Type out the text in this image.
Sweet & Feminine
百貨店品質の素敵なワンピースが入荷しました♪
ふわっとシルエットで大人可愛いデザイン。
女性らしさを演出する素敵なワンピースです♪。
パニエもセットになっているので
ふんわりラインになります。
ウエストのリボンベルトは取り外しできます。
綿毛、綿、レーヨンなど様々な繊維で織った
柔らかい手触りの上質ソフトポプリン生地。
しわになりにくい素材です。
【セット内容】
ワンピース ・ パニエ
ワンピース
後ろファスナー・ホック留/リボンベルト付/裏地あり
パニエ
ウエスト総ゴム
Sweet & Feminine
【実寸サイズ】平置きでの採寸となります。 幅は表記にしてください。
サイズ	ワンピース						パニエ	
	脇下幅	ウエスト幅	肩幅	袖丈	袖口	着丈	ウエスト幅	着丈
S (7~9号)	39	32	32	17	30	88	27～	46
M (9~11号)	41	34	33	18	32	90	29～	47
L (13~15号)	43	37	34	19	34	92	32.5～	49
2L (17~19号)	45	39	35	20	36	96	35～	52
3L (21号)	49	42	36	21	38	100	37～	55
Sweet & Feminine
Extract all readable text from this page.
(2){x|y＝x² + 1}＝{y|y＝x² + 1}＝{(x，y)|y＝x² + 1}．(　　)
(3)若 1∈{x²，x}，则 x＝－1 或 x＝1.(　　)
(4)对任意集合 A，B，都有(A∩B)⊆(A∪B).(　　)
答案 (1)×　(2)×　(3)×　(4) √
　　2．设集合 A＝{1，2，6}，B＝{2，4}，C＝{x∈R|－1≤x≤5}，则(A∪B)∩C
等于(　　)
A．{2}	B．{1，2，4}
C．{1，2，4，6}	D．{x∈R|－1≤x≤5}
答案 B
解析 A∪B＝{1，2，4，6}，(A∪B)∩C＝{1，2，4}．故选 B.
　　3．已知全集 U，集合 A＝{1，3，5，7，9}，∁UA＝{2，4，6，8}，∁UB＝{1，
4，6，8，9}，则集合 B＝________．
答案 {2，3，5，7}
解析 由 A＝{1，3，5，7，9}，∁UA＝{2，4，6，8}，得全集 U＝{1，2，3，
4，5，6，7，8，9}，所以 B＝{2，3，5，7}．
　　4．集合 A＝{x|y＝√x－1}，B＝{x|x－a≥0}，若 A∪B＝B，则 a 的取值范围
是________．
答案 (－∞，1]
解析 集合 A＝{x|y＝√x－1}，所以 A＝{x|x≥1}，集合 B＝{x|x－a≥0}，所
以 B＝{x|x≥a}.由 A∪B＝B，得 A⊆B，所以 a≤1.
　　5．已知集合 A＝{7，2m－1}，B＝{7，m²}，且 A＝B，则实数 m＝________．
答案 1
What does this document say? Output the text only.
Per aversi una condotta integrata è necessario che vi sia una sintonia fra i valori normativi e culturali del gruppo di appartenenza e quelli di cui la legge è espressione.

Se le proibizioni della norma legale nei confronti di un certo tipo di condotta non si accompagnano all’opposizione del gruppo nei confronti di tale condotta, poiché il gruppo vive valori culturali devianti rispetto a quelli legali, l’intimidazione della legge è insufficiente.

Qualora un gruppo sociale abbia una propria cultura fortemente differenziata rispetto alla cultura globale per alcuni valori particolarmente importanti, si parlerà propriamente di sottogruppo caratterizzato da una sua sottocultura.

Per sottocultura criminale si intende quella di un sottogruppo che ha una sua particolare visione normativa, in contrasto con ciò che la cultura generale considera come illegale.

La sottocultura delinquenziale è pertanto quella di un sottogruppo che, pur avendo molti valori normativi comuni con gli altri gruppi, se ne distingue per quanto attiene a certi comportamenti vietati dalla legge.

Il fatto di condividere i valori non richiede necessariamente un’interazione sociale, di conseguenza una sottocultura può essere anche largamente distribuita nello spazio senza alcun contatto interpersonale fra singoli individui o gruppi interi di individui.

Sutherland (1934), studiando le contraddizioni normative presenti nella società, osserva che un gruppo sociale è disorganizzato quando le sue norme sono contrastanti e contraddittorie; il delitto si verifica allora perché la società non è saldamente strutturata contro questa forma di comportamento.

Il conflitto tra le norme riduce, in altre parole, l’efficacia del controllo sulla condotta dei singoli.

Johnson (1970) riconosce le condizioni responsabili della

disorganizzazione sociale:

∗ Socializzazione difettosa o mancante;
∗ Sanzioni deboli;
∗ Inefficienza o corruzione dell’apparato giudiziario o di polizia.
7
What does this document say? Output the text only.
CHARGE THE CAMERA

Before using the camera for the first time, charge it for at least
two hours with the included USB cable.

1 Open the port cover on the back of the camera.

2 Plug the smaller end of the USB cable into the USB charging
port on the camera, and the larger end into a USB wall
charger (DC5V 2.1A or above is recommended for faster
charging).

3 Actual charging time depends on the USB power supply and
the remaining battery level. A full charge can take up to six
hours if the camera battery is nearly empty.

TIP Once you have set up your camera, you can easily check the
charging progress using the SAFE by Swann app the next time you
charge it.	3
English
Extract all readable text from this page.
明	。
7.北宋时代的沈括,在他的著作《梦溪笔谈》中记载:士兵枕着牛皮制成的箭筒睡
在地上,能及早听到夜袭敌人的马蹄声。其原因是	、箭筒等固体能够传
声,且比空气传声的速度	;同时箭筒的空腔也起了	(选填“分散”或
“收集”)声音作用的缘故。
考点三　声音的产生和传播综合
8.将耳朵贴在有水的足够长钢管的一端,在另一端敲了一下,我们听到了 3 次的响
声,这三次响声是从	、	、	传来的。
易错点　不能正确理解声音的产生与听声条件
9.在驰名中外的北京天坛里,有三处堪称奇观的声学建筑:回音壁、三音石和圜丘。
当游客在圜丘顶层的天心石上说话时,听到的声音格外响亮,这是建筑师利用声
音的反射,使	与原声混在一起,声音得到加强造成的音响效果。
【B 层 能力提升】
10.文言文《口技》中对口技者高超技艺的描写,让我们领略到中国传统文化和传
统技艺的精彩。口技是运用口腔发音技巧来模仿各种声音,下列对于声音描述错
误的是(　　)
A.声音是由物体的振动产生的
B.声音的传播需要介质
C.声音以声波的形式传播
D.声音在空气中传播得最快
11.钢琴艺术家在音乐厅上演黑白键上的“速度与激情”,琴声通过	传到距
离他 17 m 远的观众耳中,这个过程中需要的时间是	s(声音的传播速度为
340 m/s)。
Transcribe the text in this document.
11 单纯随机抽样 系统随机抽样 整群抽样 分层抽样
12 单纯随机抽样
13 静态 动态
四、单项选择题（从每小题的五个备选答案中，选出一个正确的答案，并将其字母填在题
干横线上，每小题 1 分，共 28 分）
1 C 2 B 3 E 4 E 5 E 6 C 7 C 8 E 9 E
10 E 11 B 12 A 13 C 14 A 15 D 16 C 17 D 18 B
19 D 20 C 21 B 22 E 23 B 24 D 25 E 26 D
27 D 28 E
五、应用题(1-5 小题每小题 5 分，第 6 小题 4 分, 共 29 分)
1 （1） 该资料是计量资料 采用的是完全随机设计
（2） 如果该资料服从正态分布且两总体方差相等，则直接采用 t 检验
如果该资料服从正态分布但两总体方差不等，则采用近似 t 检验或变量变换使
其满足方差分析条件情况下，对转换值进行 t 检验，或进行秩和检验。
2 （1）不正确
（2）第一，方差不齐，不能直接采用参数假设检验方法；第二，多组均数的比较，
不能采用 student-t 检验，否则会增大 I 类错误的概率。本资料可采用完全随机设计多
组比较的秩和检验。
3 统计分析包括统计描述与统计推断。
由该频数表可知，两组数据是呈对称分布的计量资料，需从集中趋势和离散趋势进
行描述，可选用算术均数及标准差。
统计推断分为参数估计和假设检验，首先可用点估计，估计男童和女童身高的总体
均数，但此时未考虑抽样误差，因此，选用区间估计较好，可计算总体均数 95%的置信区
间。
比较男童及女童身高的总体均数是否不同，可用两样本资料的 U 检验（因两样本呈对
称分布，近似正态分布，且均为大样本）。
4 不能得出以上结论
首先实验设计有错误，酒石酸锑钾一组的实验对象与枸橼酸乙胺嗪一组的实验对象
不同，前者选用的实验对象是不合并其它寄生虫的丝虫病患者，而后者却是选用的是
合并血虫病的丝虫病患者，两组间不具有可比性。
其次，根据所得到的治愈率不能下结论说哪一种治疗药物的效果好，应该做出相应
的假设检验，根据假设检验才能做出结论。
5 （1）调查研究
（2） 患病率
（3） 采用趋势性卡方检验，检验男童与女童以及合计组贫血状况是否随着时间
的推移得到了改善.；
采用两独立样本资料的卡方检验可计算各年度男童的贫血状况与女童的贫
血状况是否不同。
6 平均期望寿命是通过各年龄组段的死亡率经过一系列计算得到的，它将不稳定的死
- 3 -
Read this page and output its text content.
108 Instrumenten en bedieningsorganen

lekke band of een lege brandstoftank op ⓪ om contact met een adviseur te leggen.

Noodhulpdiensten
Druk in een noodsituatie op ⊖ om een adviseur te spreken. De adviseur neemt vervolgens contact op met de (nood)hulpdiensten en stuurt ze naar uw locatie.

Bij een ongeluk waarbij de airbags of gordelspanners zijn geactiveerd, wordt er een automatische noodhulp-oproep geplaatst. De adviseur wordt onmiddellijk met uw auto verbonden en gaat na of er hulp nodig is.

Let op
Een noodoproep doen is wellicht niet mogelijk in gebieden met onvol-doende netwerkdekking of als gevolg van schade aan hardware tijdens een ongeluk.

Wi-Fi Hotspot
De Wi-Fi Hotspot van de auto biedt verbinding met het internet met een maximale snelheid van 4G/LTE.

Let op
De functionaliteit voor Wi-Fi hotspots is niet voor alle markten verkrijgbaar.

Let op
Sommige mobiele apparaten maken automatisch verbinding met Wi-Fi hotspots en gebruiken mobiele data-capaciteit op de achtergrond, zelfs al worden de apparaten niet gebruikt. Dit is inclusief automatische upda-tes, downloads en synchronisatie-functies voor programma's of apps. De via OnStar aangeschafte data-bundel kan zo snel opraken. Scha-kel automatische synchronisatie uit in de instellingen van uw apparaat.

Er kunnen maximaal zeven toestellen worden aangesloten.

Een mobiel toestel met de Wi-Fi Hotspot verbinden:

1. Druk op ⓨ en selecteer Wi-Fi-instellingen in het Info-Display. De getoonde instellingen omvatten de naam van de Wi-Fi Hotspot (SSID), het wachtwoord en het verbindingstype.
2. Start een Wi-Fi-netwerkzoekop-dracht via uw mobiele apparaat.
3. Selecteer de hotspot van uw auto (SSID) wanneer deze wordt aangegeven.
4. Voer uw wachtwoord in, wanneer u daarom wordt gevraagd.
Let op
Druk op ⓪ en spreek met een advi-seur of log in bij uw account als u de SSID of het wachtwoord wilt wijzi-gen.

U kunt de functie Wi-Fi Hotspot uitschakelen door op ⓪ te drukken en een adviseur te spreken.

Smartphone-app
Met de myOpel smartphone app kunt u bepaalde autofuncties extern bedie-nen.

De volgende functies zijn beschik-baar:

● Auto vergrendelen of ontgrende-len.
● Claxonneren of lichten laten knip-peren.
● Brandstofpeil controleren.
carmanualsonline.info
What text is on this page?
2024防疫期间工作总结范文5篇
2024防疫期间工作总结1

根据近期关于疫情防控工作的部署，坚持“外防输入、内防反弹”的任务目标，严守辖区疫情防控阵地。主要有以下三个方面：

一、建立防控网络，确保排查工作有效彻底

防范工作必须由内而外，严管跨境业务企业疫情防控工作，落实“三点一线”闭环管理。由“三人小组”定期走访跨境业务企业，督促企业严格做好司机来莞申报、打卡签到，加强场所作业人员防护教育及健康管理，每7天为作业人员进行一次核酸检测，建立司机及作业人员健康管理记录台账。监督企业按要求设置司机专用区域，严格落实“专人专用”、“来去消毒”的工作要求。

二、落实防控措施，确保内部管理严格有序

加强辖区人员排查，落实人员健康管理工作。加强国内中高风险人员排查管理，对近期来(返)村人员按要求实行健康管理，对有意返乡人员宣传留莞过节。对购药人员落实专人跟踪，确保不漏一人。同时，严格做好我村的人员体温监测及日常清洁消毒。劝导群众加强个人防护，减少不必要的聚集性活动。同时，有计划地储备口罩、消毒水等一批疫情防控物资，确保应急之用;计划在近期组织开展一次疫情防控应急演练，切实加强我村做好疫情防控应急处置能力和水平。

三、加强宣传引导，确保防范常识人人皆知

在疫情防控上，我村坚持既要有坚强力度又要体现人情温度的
━━━━
Goal
Look through the entries and find each line that has the string "gruppi". Copy those lines.

Full output
La sottocultura delinquenziale è pertanto quella di un sottogruppo che, pur avendo molti valori normativi comuni con gli altri gruppi, se ne distingue per quanto attiene a certi comportamenti vietati dalla legge.
Il fatto di condividere i valori non richiede necessariamente un’interazione sociale, di conseguenza una sottocultura può essere anche largamente distribuita nello spazio senza alcun contatto interpersonale fra singoli individui o gruppi interi di individui.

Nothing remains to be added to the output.